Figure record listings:
* * * * * * * * *
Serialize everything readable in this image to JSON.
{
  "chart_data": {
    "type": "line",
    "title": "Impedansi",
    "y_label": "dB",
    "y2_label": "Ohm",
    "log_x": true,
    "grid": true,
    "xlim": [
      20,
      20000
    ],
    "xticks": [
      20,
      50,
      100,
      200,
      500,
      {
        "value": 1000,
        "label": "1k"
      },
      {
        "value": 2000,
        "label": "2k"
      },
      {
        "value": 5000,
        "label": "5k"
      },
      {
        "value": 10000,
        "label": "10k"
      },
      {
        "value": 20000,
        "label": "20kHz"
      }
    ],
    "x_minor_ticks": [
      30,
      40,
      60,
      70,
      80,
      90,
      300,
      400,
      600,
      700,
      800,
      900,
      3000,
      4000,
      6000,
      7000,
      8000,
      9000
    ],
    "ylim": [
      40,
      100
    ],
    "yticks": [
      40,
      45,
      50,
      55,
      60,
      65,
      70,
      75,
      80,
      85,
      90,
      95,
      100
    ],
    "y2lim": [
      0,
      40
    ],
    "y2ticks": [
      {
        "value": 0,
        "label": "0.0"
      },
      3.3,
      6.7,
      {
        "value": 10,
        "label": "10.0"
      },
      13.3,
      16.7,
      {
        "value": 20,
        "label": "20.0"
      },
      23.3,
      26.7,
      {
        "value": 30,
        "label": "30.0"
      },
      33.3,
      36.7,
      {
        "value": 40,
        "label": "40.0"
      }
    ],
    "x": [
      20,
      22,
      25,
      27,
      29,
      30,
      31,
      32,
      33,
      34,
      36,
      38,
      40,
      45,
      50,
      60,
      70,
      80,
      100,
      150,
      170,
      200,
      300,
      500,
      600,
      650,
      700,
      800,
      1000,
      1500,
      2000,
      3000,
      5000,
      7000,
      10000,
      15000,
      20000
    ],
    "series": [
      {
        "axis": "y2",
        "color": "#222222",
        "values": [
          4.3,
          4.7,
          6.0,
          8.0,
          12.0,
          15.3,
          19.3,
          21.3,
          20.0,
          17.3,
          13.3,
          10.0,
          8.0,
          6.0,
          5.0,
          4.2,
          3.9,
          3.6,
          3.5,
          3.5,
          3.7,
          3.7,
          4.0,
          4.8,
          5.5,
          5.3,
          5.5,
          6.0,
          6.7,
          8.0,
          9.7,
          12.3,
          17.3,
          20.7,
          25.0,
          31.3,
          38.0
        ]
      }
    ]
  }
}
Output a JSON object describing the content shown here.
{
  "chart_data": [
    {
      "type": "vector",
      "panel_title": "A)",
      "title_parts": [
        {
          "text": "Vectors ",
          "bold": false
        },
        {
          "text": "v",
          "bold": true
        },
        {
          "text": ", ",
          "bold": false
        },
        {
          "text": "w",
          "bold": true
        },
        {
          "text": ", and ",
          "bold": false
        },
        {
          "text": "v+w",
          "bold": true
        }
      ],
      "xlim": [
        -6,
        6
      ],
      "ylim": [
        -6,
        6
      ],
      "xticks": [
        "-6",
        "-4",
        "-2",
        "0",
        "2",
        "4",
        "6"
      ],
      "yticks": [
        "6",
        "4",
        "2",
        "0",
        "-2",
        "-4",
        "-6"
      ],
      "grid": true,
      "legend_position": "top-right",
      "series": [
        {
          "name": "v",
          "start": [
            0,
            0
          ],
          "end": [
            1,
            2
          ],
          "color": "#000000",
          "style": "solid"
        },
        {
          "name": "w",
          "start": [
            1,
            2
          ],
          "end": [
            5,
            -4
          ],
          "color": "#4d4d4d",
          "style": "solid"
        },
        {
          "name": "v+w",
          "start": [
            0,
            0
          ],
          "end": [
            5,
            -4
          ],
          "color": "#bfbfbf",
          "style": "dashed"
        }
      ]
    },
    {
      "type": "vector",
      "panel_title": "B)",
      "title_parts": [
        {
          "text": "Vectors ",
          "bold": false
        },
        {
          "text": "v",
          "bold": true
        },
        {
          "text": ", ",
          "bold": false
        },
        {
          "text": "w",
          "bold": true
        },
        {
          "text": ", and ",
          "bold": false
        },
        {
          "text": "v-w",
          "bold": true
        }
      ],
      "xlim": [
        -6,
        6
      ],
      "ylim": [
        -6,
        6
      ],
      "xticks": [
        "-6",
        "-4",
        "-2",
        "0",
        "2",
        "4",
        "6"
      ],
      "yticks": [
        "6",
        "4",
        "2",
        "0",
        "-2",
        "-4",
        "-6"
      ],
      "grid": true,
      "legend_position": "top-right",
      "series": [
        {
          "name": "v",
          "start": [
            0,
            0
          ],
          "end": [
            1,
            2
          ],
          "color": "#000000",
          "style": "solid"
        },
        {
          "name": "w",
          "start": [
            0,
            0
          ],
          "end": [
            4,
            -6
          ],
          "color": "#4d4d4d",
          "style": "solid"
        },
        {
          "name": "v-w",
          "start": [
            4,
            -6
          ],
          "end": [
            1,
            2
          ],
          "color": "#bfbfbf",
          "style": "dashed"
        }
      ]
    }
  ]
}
* * * * * * * * *
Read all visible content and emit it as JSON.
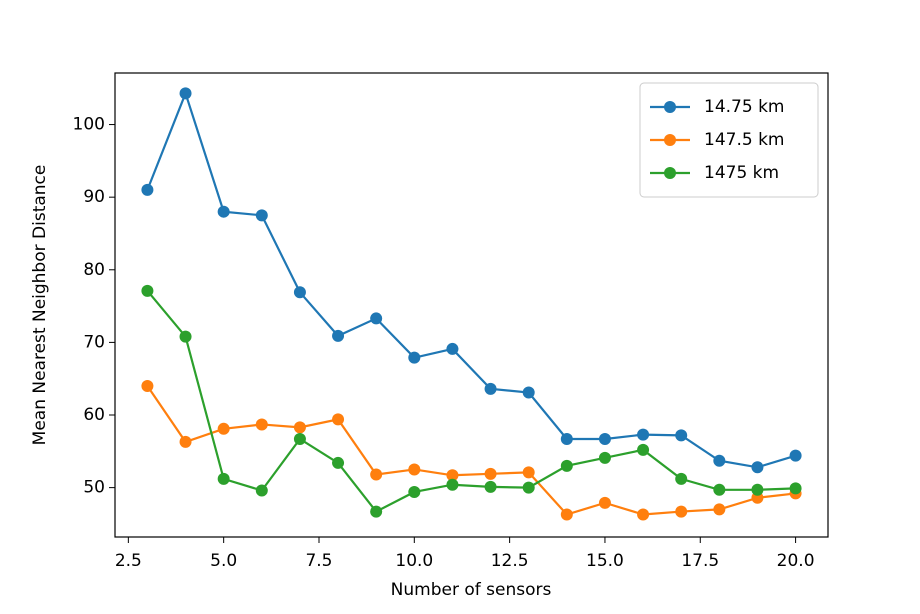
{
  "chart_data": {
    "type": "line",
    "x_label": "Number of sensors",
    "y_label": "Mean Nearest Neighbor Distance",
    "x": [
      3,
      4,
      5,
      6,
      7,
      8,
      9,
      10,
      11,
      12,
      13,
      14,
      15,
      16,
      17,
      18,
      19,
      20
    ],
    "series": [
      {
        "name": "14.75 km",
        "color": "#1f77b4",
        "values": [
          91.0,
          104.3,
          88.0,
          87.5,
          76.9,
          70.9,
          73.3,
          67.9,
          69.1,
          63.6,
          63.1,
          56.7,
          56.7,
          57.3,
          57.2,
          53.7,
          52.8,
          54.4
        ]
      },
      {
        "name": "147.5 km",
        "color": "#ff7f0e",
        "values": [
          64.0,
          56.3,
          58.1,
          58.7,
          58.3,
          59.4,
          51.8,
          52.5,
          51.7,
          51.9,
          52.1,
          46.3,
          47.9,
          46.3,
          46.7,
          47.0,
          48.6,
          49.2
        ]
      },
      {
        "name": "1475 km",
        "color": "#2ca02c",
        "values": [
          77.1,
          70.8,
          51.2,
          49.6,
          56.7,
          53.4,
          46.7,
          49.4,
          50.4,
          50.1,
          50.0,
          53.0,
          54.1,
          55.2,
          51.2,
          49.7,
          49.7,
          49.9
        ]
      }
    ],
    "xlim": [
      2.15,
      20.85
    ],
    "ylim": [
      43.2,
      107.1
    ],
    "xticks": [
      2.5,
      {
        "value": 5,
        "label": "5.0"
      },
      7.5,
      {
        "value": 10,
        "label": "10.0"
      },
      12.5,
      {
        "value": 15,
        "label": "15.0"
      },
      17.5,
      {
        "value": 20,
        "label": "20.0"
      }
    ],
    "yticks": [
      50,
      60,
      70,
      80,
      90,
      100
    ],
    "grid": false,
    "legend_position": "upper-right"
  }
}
* * * * * * * * *
■ **Problem details**: For each line in the data above that contains the string "JSON", extract the line.

■ **Complete response**:
Serialize everything readable in this image to JSON.
Output a JSON object describing the content shown here.
Read all visible content and emit it as JSON.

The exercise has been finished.